▶ _Given task_:
From the listing below, copy every line with the word "horizontal".

[Raw records]
┏━━
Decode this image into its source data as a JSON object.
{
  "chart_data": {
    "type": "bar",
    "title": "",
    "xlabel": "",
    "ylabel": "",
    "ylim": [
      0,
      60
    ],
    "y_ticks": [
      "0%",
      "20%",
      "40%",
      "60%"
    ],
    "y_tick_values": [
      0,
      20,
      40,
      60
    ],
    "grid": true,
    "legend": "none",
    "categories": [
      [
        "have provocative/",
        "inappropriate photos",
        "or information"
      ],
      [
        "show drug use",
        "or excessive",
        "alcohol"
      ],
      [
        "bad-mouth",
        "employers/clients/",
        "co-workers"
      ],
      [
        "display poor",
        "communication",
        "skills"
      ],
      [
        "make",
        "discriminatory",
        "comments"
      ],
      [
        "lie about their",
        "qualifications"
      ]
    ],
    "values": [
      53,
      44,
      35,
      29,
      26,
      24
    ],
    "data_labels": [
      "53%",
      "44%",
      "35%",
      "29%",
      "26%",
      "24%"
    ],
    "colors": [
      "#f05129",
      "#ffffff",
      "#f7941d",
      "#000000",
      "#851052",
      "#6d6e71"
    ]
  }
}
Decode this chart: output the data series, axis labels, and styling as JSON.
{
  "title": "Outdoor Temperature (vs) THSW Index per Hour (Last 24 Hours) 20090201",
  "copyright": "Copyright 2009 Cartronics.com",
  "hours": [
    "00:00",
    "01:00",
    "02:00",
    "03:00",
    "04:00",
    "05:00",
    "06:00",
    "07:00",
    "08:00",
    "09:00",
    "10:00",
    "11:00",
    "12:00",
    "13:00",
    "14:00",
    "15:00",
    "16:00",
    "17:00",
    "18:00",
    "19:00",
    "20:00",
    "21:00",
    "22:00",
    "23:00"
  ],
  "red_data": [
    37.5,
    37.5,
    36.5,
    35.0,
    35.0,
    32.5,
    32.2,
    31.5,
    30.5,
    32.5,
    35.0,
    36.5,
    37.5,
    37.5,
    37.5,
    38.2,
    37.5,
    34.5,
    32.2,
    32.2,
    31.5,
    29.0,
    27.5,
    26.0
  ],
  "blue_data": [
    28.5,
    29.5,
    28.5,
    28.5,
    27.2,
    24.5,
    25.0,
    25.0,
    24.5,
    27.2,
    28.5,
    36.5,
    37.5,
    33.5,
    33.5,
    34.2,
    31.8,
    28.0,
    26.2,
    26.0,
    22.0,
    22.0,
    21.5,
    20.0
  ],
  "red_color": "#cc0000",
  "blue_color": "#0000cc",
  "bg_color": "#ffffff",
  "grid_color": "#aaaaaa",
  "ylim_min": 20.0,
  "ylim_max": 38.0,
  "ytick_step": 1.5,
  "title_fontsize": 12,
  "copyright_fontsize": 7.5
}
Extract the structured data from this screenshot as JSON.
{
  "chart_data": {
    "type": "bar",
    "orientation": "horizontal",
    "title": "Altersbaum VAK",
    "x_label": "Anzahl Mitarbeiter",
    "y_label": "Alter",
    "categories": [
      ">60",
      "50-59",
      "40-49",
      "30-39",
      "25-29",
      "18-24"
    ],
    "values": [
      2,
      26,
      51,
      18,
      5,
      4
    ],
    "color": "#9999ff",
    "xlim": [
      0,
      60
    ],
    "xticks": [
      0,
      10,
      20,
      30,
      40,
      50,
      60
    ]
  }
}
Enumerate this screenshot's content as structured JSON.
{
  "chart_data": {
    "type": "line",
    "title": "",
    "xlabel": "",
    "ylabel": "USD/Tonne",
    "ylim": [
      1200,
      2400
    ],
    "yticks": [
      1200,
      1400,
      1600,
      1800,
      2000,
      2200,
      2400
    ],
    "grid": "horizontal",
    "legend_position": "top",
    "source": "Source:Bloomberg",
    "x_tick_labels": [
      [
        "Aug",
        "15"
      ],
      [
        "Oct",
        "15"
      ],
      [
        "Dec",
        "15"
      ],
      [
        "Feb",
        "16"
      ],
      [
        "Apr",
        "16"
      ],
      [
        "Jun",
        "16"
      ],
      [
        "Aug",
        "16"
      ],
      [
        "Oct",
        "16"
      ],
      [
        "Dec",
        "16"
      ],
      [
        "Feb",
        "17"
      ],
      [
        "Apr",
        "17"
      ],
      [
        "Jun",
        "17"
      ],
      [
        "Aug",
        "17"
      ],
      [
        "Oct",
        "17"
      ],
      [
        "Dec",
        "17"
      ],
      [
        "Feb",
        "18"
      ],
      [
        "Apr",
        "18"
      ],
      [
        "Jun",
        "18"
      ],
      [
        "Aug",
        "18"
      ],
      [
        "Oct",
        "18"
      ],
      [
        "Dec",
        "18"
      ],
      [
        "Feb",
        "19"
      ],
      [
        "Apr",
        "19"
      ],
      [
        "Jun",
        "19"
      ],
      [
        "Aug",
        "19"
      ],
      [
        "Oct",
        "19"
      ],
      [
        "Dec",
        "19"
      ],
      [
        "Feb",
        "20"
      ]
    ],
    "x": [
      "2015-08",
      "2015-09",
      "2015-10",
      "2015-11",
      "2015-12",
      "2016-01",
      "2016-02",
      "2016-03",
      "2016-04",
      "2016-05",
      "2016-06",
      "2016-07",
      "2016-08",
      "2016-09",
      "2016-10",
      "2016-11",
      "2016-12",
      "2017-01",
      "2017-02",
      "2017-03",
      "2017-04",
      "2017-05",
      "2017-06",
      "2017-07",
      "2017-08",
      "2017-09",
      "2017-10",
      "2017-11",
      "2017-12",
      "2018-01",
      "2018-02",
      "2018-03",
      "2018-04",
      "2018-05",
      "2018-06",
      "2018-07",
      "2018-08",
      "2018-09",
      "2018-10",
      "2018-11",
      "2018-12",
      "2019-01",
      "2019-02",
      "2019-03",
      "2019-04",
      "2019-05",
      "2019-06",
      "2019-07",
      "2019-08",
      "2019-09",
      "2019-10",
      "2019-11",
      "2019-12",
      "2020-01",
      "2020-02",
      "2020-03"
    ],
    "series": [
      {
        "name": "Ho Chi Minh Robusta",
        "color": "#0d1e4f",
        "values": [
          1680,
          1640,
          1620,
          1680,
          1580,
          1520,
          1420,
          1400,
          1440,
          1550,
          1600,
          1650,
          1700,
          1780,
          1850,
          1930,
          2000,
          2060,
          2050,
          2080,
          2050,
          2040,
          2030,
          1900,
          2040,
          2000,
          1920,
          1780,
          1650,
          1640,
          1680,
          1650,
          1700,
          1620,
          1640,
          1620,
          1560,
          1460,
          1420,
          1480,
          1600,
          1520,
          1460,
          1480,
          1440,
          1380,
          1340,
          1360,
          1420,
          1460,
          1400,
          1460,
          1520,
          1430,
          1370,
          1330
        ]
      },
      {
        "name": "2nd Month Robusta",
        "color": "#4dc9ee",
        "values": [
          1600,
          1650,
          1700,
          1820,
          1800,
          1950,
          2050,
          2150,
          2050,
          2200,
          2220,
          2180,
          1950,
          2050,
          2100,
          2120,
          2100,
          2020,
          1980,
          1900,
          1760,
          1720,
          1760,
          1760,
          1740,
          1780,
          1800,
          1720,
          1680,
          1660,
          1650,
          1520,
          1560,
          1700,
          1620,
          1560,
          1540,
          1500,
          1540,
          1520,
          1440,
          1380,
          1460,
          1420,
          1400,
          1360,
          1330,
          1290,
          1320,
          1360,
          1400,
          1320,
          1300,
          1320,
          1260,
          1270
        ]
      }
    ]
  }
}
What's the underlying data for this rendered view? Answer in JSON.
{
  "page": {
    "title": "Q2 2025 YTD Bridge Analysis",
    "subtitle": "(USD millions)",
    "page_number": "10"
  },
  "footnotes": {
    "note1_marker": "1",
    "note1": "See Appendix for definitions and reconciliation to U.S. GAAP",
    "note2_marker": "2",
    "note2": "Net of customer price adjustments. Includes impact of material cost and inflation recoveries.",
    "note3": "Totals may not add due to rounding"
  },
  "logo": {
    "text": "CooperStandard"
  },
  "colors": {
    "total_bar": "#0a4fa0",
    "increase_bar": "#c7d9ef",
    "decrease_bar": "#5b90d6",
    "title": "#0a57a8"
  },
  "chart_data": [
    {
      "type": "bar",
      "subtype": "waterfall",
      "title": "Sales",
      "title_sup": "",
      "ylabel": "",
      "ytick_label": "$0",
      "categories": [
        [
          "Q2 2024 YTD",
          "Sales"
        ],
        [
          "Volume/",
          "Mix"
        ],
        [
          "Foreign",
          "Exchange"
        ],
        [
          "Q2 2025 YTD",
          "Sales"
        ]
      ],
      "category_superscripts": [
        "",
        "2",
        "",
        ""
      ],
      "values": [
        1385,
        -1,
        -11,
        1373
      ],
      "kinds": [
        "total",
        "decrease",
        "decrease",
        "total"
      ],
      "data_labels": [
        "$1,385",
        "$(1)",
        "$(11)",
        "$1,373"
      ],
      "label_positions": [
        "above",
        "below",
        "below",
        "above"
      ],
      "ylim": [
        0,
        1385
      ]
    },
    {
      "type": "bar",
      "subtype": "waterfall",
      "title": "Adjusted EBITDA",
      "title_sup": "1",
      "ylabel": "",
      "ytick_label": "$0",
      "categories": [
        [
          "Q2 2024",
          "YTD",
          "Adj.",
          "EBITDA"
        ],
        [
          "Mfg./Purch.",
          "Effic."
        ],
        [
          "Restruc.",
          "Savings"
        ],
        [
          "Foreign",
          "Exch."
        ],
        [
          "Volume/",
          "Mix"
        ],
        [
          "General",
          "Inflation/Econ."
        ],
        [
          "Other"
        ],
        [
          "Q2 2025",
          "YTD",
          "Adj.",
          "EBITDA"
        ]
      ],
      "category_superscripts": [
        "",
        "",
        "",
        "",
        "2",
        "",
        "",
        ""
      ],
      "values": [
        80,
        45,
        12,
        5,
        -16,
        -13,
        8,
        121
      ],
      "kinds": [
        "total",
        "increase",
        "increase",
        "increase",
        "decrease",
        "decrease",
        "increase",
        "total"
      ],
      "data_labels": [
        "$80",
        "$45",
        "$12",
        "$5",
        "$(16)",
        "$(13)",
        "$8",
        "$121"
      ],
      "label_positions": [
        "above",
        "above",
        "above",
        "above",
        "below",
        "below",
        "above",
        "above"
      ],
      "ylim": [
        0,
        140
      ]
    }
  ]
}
┗━━
▶ _Written solution_:
    "orientation": "horizontal",
    "grid": "horizontal",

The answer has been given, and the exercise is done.